╭─ Material to process

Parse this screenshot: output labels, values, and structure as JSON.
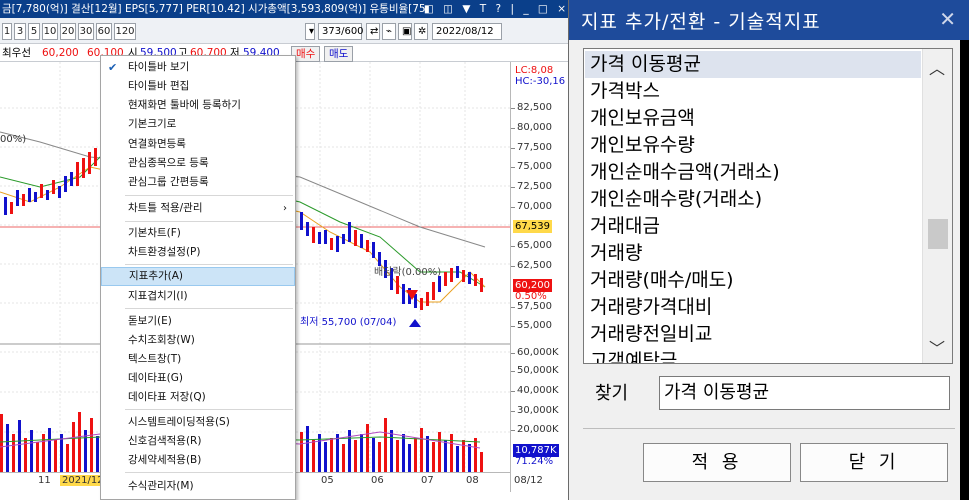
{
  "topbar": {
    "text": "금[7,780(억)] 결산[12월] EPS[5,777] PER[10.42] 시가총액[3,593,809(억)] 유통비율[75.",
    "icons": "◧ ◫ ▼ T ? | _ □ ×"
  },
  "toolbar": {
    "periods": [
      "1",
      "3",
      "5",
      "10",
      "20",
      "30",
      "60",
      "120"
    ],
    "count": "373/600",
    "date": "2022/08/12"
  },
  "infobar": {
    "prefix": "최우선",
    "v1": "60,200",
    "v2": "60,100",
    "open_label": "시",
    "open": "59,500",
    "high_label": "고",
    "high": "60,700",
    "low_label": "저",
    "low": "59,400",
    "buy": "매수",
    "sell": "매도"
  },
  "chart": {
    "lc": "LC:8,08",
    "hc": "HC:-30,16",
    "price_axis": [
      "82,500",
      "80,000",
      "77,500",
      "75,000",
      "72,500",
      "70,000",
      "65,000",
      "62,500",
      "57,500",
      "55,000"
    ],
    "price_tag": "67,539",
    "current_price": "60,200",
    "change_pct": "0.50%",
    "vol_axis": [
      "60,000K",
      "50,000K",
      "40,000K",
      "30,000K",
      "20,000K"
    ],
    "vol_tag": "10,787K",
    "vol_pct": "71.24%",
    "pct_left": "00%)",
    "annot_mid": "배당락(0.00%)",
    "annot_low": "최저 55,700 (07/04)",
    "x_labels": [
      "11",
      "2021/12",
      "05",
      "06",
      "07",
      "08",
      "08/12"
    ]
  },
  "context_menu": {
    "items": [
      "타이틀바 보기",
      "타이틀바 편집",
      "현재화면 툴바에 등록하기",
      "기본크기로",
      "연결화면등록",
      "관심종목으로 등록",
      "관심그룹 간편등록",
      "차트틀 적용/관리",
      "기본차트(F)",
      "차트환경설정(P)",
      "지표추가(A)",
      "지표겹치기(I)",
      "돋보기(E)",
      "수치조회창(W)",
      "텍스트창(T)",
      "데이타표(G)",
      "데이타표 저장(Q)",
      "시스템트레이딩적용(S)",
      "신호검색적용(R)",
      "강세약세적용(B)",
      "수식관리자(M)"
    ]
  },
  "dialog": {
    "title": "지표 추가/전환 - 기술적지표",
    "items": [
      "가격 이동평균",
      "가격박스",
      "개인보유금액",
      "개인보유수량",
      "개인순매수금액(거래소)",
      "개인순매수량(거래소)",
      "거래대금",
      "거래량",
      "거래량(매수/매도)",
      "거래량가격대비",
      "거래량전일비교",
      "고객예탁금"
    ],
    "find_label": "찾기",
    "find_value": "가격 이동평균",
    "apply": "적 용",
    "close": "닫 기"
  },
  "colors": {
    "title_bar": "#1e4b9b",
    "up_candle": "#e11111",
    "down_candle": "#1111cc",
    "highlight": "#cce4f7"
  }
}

╰─

Problem details
Retype each line of the listing above word for word. Exclude the pictures.

Solution to this task
Parse this screenshot: output labels, values, and structure as JSON.
{
  "topbar": {
    "text": "금[7,780(억)] 결산[12월] EPS[5,777] PER[10.42] 시가총액[3,593,809(억)] 유통비율[75.",
    "icons": "◧ ◫ ▼ T ? | _ □ ×"
  },
  "toolbar": {
    "periods": [
      "1",
      "3",
      "5",
      "10",
      "20",
      "30",
      "60",
      "120"
    ],
    "count": "373/600",
    "date": "2022/08/12"
  },
  "infobar": {
    "prefix": "최우선",
    "v1": "60,200",
    "v2": "60,100",
    "open_label": "시",
    "open": "59,500",
    "high_label": "고",
    "high": "60,700",
    "low_label": "저",
    "low": "59,400",
    "buy": "매수",
    "sell": "매도"
  },
  "chart": {
    "lc": "LC:8,08",
    "hc": "HC:-30,16",
    "price_axis": [
      "82,500",
      "80,000",
      "77,500",
      "75,000",
      "72,500",
      "70,000",
      "65,000",
      "62,500",
      "57,500",
      "55,000"
    ],
    "price_tag": "67,539",
    "current_price": "60,200",
    "change_pct": "0.50%",
    "vol_axis": [
      "60,000K",
      "50,000K",
      "40,000K",
      "30,000K",
      "20,000K"
    ],
    "vol_tag": "10,787K",
    "vol_pct": "71.24%",
    "pct_left": "00%)",
    "annot_mid": "배당락(0.00%)",
    "annot_low": "최저 55,700 (07/04)",
    "x_labels": [
      "11",
      "2021/12",
      "05",
      "06",
      "07",
      "08",
      "08/12"
    ]
  },
  "context_menu": {
    "items": [
      "타이틀바 보기",
      "타이틀바 편집",
      "현재화면 툴바에 등록하기",
      "기본크기로",
      "연결화면등록",
      "관심종목으로 등록",
      "관심그룹 간편등록",
      "차트틀 적용/관리",
      "기본차트(F)",
      "차트환경설정(P)",
      "지표추가(A)",
      "지표겹치기(I)",
      "돋보기(E)",
      "수치조회창(W)",
      "텍스트창(T)",
      "데이타표(G)",
      "데이타표 저장(Q)",
      "시스템트레이딩적용(S)",
      "신호검색적용(R)",
      "강세약세적용(B)",
      "수식관리자(M)"
    ]
  },
  "dialog": {
    "title": "지표 추가/전환 - 기술적지표",
    "items": [
      "가격 이동평균",
      "가격박스",
      "개인보유금액",
      "개인보유수량",
      "개인순매수금액(거래소)",
      "개인순매수량(거래소)",
      "거래대금",
      "거래량",
      "거래량(매수/매도)",
      "거래량가격대비",
      "거래량전일비교",
      "고객예탁금"
    ],
    "find_label": "찾기",
    "find_value": "가격 이동평균",
    "apply": "적 용",
    "close": "닫 기"
  },
  "colors": {
    "title_bar": "#1e4b9b",
    "up_candle": "#e11111",
    "down_candle": "#1111cc",
    "highlight": "#cce4f7"
  }
}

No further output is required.